--- WORK TO COMPLETE ---
Every line below that holds the string "name" should be copied out.

--- DATA ---
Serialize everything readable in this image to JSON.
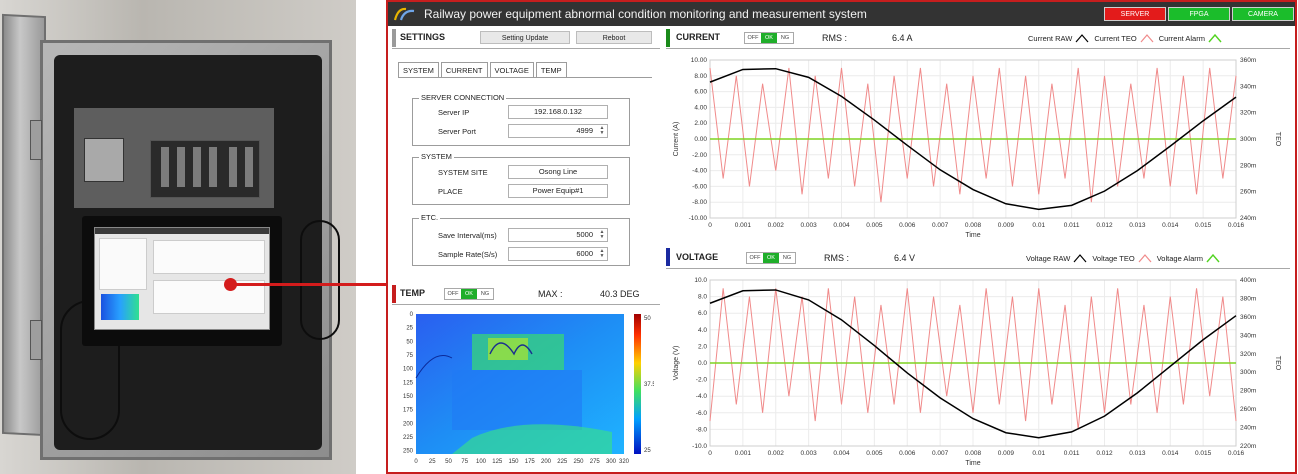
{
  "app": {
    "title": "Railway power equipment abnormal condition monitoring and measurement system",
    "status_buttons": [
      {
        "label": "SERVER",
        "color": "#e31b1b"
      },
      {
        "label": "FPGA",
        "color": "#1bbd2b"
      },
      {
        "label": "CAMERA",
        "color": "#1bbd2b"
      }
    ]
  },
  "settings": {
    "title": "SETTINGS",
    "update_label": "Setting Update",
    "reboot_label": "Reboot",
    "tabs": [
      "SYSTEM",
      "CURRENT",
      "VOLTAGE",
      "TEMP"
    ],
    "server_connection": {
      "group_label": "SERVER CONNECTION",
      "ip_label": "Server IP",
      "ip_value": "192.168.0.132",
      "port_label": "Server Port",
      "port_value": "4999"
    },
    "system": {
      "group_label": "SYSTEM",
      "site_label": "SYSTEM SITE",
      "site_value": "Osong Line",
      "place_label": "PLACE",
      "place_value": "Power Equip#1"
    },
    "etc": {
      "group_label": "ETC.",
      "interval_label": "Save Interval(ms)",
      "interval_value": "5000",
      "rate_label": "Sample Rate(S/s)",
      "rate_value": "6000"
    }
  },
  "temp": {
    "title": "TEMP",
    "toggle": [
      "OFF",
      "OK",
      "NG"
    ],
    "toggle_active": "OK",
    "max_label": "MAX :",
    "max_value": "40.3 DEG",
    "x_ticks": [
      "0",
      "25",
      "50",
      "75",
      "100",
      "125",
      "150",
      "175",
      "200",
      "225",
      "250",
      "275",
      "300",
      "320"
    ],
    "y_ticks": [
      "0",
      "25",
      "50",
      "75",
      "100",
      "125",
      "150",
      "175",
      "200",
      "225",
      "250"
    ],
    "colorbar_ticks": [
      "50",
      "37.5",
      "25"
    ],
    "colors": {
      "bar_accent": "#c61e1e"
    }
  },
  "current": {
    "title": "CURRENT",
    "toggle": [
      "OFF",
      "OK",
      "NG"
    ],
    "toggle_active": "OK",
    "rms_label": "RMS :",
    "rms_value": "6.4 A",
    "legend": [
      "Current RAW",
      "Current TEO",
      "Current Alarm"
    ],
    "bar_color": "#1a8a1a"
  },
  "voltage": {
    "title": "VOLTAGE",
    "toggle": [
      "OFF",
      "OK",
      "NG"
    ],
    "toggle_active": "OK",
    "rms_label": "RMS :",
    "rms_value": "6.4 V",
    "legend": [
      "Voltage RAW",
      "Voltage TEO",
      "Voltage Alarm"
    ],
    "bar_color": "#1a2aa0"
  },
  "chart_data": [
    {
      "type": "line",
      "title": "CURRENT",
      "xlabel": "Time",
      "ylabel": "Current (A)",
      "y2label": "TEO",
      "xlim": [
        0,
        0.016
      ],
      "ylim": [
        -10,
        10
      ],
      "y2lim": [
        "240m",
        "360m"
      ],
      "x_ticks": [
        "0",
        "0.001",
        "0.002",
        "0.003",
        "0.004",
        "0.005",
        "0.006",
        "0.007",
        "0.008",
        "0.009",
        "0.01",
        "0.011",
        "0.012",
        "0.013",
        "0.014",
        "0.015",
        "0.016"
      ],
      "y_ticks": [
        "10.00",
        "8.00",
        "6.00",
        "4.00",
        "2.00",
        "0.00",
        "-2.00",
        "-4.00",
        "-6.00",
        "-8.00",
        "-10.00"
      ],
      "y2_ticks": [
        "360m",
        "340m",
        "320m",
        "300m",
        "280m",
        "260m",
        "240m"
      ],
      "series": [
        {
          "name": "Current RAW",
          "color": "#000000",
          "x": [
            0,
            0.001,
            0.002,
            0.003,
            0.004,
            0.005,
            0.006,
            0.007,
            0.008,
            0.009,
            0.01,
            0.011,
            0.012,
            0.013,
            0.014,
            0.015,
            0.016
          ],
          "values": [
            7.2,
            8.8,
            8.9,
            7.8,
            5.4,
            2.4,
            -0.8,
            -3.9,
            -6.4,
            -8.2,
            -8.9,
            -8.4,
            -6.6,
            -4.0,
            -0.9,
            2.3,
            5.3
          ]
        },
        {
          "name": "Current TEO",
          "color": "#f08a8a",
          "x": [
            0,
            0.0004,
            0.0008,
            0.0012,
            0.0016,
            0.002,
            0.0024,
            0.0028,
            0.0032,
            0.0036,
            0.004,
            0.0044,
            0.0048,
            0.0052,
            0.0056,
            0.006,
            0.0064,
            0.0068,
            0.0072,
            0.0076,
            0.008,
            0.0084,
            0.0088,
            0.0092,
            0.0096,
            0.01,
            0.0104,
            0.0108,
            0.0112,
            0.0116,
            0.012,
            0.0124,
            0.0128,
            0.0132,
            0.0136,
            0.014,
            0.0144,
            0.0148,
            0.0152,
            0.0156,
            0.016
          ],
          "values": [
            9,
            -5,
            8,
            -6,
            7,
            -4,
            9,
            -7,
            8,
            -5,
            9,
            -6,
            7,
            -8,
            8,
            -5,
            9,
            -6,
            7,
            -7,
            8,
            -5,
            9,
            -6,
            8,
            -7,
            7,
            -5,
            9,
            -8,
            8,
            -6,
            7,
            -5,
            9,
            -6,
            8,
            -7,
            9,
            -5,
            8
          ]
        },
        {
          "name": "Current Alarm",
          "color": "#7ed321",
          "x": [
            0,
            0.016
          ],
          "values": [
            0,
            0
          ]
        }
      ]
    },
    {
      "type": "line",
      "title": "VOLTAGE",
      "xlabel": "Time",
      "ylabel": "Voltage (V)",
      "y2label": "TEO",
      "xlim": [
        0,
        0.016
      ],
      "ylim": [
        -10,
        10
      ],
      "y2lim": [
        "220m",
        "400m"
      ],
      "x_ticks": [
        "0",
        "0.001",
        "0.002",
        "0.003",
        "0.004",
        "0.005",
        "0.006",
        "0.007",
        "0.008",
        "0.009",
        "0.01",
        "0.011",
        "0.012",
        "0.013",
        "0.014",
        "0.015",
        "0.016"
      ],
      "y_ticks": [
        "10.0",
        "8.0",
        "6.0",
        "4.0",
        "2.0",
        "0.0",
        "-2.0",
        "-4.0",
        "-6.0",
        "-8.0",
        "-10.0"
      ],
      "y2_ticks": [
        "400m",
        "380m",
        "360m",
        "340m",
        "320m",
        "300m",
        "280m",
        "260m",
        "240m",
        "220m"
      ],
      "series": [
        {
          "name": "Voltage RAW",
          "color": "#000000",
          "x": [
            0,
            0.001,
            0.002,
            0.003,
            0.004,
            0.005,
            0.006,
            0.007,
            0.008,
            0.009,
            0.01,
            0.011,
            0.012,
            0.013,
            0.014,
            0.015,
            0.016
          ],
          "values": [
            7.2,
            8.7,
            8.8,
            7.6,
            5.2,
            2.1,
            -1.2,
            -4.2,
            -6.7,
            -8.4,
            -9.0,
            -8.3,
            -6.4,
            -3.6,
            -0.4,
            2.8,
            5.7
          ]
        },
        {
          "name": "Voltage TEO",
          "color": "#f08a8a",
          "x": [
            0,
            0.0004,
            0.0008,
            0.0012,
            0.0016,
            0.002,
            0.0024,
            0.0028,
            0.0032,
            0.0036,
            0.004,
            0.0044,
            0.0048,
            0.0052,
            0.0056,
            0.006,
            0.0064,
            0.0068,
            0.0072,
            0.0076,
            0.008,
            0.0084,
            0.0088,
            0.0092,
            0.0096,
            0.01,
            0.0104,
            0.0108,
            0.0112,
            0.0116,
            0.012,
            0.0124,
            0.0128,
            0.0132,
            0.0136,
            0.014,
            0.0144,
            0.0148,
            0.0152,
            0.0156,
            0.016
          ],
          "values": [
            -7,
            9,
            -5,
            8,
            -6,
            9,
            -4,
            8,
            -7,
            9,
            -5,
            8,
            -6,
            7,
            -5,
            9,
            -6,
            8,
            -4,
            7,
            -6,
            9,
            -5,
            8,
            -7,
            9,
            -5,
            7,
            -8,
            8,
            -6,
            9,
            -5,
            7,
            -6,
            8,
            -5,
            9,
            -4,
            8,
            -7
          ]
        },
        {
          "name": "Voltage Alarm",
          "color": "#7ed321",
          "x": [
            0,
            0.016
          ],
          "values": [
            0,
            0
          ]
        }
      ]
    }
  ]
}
==
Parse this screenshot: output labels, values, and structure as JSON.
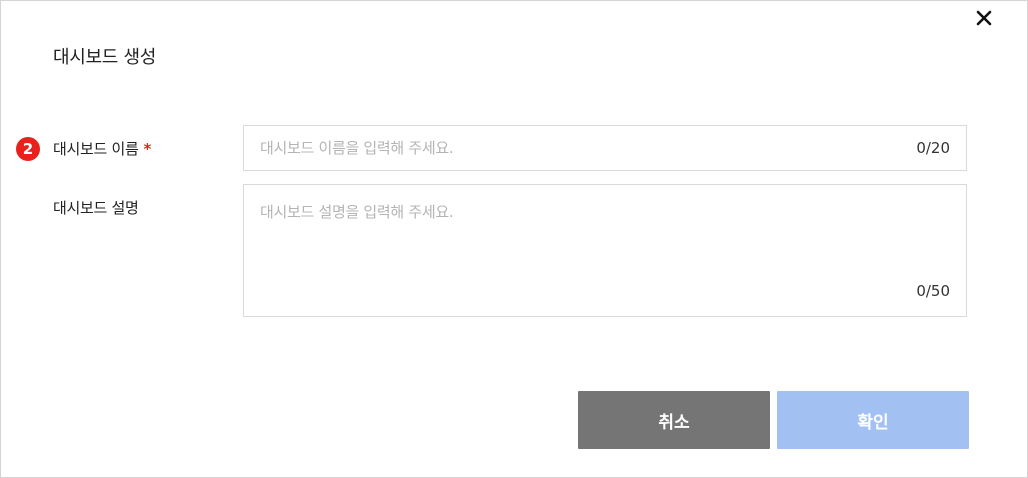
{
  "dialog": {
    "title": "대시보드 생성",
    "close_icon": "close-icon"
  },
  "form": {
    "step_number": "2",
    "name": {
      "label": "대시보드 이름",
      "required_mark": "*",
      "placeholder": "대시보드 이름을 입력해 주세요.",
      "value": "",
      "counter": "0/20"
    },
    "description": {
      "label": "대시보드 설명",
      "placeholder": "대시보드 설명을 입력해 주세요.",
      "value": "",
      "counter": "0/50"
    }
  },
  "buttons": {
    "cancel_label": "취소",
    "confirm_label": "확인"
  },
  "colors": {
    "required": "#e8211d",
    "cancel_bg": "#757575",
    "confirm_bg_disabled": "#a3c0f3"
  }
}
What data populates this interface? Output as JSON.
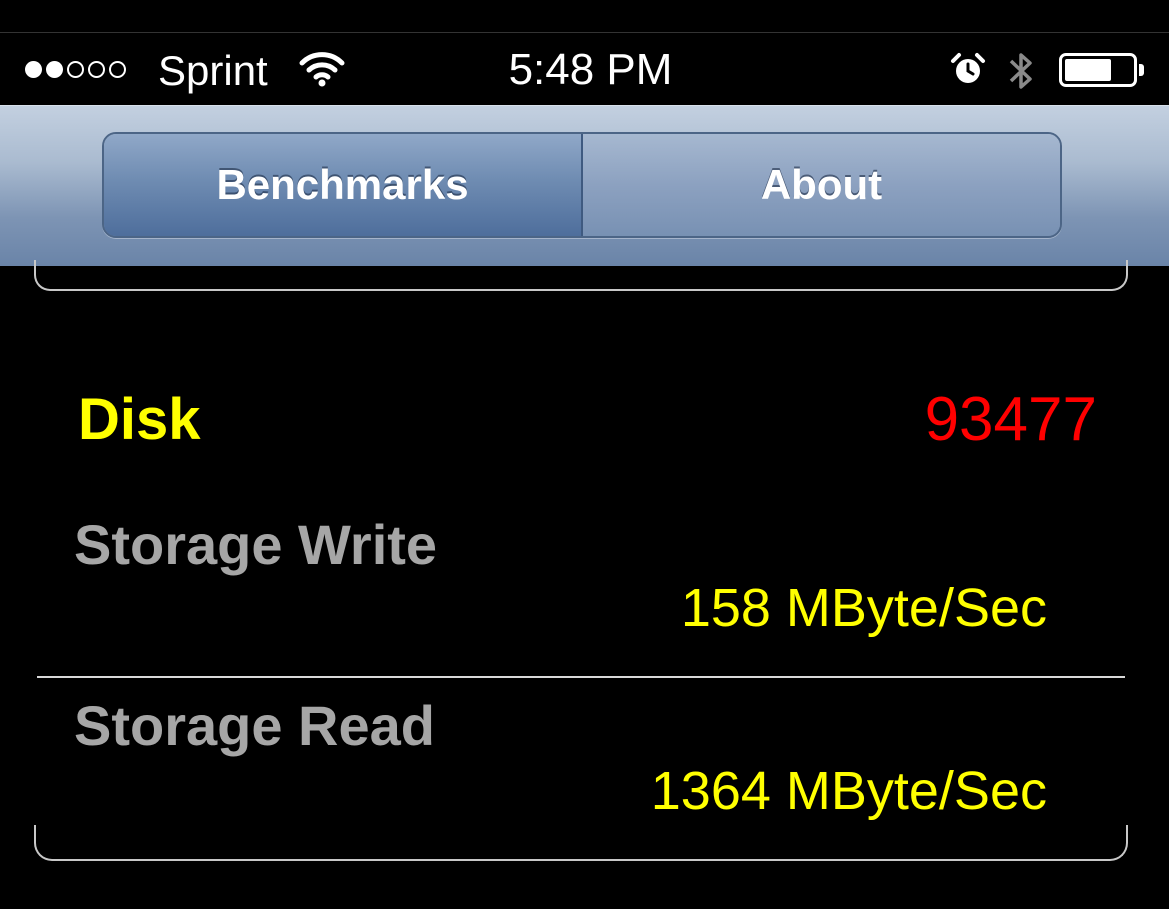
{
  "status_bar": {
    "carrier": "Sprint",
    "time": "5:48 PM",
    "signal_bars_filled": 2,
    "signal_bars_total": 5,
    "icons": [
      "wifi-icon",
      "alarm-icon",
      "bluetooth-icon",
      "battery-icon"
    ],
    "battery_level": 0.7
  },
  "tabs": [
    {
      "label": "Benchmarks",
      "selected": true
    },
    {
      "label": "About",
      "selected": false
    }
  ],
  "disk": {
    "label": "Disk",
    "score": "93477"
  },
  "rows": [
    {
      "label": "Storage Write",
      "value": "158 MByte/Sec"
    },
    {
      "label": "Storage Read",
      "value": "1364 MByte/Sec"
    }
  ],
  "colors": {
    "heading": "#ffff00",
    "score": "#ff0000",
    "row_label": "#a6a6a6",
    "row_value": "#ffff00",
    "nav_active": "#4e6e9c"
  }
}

--- ANSWER IN FULL ---
          "name": "Current RAW",
          "name": "Current TEO",
          "name": "Current Alarm",
          "name": "Voltage RAW",
          "name": "Voltage TEO",
          "name": "Voltage Alarm",
    "name": {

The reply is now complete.